● Problem statement: Locate the line that contains "Serialize everything readable". Print it and each following line through the end of the listing, verbatim, and nothing more.

● Given data:
>> BEGIN

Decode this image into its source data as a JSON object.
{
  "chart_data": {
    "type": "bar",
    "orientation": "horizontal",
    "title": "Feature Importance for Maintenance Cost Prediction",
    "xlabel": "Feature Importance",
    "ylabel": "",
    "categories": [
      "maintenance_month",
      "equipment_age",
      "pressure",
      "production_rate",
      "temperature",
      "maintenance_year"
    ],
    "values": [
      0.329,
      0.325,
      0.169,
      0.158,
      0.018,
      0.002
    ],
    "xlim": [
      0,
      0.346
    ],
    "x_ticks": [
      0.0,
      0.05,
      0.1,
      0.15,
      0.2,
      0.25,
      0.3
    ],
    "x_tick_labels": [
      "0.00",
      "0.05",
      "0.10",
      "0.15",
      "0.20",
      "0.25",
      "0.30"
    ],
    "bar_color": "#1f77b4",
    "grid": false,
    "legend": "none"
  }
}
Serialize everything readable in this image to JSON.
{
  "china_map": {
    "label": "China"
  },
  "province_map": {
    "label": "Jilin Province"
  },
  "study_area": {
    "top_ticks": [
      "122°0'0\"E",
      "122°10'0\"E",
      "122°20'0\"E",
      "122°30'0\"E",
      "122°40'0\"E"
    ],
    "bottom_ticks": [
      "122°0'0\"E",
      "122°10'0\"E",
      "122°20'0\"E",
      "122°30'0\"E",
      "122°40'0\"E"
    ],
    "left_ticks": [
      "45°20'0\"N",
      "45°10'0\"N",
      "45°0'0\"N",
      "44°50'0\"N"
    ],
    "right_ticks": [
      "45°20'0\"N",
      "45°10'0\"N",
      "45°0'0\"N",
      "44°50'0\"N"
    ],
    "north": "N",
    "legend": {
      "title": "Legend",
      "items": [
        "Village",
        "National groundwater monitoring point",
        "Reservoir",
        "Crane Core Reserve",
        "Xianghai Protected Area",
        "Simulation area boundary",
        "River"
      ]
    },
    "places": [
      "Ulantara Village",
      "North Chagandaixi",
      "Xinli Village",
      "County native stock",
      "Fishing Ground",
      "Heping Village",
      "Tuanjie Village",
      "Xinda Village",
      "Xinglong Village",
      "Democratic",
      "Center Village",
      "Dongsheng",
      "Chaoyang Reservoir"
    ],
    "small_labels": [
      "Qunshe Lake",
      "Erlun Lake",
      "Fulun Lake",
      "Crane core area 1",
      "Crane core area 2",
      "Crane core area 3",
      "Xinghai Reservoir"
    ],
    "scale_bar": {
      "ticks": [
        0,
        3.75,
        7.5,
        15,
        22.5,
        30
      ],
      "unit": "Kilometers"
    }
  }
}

>> END

● Reply to the task:
Serialize everything readable in this image to JSON.
{
  "china_map": {
    "label": "China"
  },
  "province_map": {
    "label": "Jilin Province"
  },
  "study_area": {
    "top_ticks": [
      "122°0'0\"E",
      "122°10'0\"E",
      "122°20'0\"E",
      "122°30'0\"E",
      "122°40'0\"E"
    ],
    "bottom_ticks": [
      "122°0'0\"E",
      "122°10'0\"E",
      "122°20'0\"E",
      "122°30'0\"E",
      "122°40'0\"E"
    ],
    "left_ticks": [
      "45°20'0\"N",
      "45°10'0\"N",
      "45°0'0\"N",
      "44°50'0\"N"
    ],
    "right_ticks": [
      "45°20'0\"N",
      "45°10'0\"N",
      "45°0'0\"N",
      "44°50'0\"N"
    ],
    "north": "N",
    "legend": {
      "title": "Legend",
      "items": [
        "Village",
        "National groundwater monitoring point",
        "Reservoir",
        "Crane Core Reserve",
        "Xianghai Protected Area",
        "Simulation area boundary",
        "River"
      ]
    },
    "places": [
      "Ulantara Village",
      "North Chagandaixi",
      "Xinli Village",
      "County native stock",
      "Fishing Ground",
      "Heping Village",
      "Tuanjie Village",
      "Xinda Village",
      "Xinglong Village",
      "Democratic",
      "Center Village",
      "Dongsheng",
      "Chaoyang Reservoir"
    ],
    "small_labels": [
      "Qunshe Lake",
      "Erlun Lake",
      "Fulun Lake",
      "Crane core area 1",
      "Crane core area 2",
      "Crane core area 3",
      "Xinghai Reservoir"
    ],
    "scale_bar": {
      "ticks": [
        0,
        3.75,
        7.5,
        15,
        22.5,
        30
      ],
      "unit": "Kilometers"
    }
  }
}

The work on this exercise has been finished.